■ Short exercise ■
Wherever a line in the data below holds "Хайкин", copy that line.

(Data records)
══════════════════════════════

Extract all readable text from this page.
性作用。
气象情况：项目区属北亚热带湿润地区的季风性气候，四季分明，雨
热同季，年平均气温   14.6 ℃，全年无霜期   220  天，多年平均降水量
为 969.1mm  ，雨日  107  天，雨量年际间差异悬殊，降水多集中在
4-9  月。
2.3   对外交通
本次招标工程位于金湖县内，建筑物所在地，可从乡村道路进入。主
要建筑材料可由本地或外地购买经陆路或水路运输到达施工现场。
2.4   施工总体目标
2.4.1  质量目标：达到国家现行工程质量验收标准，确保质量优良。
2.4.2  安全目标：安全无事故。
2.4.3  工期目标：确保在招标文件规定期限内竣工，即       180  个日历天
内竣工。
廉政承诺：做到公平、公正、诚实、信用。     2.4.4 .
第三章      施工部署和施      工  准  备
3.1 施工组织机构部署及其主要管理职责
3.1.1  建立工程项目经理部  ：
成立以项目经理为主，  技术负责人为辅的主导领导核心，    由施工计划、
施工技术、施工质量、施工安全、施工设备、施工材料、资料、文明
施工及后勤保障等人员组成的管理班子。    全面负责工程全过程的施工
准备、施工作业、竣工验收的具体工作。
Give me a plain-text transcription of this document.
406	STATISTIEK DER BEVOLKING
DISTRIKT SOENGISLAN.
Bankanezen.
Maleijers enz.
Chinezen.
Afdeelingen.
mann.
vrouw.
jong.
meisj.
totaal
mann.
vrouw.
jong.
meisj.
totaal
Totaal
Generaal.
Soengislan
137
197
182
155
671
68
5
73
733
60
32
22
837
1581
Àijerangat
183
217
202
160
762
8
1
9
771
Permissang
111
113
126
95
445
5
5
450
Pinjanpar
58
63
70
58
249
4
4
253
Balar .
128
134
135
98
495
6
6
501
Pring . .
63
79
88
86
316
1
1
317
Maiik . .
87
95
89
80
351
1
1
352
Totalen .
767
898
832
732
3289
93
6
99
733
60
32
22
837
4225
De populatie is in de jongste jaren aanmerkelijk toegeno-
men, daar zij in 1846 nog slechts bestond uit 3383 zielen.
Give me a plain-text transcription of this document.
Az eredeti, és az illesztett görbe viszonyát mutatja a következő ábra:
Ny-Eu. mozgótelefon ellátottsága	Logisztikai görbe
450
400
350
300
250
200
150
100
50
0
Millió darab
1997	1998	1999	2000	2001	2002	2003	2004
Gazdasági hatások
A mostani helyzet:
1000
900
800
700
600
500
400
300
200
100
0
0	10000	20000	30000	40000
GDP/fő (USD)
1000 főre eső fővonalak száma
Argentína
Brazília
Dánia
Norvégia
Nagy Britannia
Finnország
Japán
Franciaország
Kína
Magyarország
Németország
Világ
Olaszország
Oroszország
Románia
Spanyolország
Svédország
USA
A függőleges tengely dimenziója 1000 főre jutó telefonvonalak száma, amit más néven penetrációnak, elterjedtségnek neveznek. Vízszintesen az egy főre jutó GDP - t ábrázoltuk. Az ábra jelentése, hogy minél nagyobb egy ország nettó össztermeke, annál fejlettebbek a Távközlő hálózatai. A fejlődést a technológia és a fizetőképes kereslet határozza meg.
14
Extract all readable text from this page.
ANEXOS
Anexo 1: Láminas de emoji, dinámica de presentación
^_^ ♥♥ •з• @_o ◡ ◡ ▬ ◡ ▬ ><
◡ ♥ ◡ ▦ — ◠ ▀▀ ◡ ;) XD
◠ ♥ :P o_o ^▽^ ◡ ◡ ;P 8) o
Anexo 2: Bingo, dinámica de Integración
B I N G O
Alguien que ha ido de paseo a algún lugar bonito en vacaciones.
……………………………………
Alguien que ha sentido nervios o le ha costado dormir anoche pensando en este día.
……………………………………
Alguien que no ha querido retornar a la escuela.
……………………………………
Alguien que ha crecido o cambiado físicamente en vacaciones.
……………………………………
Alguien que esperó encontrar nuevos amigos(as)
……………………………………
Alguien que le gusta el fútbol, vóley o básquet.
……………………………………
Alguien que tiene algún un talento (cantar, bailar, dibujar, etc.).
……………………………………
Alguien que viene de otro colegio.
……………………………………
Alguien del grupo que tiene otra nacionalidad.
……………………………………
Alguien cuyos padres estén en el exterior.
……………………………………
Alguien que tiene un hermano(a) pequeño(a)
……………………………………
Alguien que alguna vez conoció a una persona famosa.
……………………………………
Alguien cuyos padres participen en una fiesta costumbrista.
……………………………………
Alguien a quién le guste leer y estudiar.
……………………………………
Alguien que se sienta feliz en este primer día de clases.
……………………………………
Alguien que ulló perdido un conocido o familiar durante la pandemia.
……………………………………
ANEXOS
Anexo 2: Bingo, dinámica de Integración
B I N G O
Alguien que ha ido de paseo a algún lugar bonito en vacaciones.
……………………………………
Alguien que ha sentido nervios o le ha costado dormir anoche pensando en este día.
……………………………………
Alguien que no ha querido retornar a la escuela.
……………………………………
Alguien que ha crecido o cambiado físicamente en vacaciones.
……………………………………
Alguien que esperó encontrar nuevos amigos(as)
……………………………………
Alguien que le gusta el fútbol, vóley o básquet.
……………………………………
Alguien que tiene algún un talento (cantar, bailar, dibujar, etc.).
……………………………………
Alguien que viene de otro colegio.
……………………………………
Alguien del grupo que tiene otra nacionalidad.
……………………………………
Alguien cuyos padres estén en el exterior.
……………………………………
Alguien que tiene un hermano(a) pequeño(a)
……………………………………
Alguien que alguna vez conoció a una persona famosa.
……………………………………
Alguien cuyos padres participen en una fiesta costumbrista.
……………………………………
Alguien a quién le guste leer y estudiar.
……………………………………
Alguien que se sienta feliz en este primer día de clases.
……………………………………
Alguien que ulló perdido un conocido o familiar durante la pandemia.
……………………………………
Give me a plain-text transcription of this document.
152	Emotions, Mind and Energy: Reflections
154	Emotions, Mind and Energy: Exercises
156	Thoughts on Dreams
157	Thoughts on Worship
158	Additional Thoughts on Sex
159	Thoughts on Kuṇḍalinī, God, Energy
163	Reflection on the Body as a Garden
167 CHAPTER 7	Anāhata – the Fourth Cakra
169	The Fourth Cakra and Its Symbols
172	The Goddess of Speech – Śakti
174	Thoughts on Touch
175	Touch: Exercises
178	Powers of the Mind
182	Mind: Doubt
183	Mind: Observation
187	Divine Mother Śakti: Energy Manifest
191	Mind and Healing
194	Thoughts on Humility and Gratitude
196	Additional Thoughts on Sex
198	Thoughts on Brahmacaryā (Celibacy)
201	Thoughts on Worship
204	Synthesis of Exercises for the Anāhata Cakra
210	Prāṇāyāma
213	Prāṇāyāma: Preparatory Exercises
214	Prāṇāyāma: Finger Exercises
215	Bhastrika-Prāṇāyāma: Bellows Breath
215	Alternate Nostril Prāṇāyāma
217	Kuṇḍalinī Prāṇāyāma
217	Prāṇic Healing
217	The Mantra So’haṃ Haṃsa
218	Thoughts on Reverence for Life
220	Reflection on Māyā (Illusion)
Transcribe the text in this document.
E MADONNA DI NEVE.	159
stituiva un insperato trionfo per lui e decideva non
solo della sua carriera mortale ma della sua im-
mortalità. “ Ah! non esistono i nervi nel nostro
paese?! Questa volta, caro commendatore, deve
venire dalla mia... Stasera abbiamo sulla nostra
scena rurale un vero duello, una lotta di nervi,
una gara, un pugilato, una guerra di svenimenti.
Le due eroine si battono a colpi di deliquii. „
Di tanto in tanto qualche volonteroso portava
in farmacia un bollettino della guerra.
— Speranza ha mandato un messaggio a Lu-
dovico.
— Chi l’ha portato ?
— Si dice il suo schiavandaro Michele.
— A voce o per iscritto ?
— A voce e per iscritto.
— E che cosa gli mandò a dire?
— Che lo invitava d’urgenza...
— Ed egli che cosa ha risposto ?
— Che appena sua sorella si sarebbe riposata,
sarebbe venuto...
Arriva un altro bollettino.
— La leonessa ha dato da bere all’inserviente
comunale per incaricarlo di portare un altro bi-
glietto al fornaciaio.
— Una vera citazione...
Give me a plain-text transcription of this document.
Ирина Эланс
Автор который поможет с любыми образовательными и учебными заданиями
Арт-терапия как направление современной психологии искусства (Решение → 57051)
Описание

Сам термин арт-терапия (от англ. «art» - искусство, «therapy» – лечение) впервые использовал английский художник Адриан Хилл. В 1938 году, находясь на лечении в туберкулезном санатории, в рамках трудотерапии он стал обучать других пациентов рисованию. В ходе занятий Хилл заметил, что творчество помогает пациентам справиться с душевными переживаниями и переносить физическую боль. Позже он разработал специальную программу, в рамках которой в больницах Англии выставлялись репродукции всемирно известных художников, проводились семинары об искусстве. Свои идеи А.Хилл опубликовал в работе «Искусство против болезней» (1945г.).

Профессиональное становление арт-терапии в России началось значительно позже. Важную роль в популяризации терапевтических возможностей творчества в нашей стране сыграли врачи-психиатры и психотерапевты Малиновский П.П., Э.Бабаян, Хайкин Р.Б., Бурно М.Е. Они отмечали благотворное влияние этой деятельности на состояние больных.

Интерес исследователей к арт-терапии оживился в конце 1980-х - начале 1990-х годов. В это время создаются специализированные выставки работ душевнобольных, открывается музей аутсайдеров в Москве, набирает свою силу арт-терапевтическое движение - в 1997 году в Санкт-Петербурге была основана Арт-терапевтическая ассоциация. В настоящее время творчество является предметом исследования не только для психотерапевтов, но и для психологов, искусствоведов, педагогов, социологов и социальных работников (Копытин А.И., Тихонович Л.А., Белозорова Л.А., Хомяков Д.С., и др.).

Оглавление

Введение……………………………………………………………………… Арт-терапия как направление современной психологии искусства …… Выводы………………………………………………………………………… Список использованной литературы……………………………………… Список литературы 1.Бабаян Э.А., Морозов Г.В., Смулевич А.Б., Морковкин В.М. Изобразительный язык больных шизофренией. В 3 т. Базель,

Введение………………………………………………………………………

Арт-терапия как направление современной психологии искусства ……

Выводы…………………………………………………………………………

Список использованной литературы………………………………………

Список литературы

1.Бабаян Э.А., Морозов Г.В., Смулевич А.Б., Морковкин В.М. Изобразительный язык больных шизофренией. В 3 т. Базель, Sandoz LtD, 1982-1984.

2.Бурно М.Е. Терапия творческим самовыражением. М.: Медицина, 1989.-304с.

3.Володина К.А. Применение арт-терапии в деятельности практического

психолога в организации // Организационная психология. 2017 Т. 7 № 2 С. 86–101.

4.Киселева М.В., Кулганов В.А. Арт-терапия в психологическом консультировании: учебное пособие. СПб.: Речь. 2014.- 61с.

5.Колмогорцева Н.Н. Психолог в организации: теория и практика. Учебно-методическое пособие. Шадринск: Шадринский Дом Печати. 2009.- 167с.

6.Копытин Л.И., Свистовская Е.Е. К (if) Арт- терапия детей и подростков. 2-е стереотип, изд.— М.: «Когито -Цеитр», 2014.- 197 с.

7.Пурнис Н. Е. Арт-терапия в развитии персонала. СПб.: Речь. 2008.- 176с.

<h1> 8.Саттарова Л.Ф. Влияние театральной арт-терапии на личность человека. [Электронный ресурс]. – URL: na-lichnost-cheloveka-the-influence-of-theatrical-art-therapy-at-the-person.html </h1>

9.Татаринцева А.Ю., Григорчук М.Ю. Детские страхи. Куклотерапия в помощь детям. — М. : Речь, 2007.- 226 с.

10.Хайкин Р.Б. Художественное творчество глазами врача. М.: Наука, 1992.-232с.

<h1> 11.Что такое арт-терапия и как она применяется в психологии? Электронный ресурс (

══════════════════════════════

■ Exercise result ■
Профессиональное становление арт-терапии в России началось значительно позже. Важную роль в популяризации терапевтических возможностей творчества в нашей стране сыграли врачи-психиатры и психотерапевты Малиновский П.П., Э.Бабаян, Хайкин Р.Б., Бурно М.Е. Они отмечали благотворное влияние этой деятельности на состояние больных.
10.Хайкин Р.Б. Художественное творчество глазами врача. М.: Наука, 1992.-232с.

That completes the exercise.